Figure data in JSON
= = = = =

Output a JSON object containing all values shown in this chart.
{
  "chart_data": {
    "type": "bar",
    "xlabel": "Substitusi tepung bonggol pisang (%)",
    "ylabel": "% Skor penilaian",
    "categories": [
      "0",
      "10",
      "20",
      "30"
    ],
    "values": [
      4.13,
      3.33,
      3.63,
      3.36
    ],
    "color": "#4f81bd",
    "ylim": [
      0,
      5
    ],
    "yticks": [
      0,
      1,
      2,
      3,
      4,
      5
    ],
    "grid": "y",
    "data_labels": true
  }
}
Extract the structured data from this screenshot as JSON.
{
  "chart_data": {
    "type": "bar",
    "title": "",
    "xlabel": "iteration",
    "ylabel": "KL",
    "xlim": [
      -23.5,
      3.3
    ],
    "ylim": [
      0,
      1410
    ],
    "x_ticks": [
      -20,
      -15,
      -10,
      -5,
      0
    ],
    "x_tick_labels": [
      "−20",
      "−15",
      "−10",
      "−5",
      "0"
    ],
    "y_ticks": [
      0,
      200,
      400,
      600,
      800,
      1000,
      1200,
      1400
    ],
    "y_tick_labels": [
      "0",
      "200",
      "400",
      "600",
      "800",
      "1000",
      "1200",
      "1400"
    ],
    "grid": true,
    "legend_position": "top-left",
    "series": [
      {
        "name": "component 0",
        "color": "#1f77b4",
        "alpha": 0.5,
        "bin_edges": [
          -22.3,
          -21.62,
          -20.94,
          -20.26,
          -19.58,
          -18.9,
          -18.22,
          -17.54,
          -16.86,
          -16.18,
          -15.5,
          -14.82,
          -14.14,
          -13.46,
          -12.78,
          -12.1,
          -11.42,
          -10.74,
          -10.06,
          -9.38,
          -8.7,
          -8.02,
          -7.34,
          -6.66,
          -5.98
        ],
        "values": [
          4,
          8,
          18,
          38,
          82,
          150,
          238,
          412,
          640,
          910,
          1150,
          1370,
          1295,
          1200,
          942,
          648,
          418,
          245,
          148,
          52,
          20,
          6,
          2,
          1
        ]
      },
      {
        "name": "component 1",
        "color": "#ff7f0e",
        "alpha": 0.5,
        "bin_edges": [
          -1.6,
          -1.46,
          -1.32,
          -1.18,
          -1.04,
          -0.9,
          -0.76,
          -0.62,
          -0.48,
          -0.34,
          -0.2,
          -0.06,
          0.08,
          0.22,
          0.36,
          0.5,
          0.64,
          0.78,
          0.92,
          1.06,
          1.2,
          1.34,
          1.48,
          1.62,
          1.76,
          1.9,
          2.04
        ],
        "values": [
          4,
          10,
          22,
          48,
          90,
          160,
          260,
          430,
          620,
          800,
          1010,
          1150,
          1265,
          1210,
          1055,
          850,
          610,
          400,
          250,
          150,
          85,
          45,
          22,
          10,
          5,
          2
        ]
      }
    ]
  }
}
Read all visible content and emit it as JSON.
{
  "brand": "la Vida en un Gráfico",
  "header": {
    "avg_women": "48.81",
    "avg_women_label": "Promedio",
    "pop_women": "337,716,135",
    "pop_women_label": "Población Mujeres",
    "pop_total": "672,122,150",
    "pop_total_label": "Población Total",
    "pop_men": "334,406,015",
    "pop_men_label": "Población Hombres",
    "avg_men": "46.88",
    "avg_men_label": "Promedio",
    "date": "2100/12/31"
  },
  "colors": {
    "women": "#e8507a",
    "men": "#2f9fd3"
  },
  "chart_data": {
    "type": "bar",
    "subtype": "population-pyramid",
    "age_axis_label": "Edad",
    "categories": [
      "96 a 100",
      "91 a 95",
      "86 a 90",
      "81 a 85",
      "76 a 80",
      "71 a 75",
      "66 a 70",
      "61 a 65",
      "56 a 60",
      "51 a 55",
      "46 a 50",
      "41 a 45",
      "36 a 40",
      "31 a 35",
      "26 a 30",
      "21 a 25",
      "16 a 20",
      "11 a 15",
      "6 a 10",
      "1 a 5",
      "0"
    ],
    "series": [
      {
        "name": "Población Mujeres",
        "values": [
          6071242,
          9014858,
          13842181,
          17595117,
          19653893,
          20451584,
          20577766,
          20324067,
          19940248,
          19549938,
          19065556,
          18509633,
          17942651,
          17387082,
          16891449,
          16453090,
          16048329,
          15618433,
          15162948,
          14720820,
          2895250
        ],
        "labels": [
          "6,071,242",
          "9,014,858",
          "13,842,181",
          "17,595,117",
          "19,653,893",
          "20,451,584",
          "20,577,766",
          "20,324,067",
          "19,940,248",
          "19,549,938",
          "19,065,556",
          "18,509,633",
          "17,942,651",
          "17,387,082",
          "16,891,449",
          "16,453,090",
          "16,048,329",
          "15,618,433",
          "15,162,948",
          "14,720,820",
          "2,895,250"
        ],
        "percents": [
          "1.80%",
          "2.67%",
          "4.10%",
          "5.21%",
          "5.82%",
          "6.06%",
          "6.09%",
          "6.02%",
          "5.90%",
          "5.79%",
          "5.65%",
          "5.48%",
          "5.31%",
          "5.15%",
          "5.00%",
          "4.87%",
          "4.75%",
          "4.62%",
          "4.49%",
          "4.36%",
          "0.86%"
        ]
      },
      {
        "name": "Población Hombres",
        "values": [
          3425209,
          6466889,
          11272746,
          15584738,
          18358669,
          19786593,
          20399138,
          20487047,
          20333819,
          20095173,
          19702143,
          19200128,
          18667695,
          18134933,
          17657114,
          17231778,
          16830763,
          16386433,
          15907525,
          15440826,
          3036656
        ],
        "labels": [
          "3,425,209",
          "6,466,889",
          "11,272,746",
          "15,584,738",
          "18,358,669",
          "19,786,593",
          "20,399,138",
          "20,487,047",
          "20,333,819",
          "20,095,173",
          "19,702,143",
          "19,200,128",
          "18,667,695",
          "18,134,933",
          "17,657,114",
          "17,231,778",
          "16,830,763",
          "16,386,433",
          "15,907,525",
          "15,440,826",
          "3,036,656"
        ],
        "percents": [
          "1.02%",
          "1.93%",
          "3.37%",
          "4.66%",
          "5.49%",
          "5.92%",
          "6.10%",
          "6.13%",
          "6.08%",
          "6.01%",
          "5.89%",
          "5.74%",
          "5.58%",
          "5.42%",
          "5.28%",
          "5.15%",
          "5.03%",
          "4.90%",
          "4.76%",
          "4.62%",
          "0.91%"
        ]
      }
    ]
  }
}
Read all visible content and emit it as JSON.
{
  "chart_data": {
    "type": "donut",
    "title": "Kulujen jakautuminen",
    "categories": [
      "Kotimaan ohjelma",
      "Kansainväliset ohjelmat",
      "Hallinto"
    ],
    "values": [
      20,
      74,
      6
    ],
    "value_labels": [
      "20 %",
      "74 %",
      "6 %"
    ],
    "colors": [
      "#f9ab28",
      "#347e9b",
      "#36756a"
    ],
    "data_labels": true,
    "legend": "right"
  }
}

= = = = =

What is being asked
Return only the number of lines in the preceding records that contain the string "Mujeres".

Solution for this exercise
2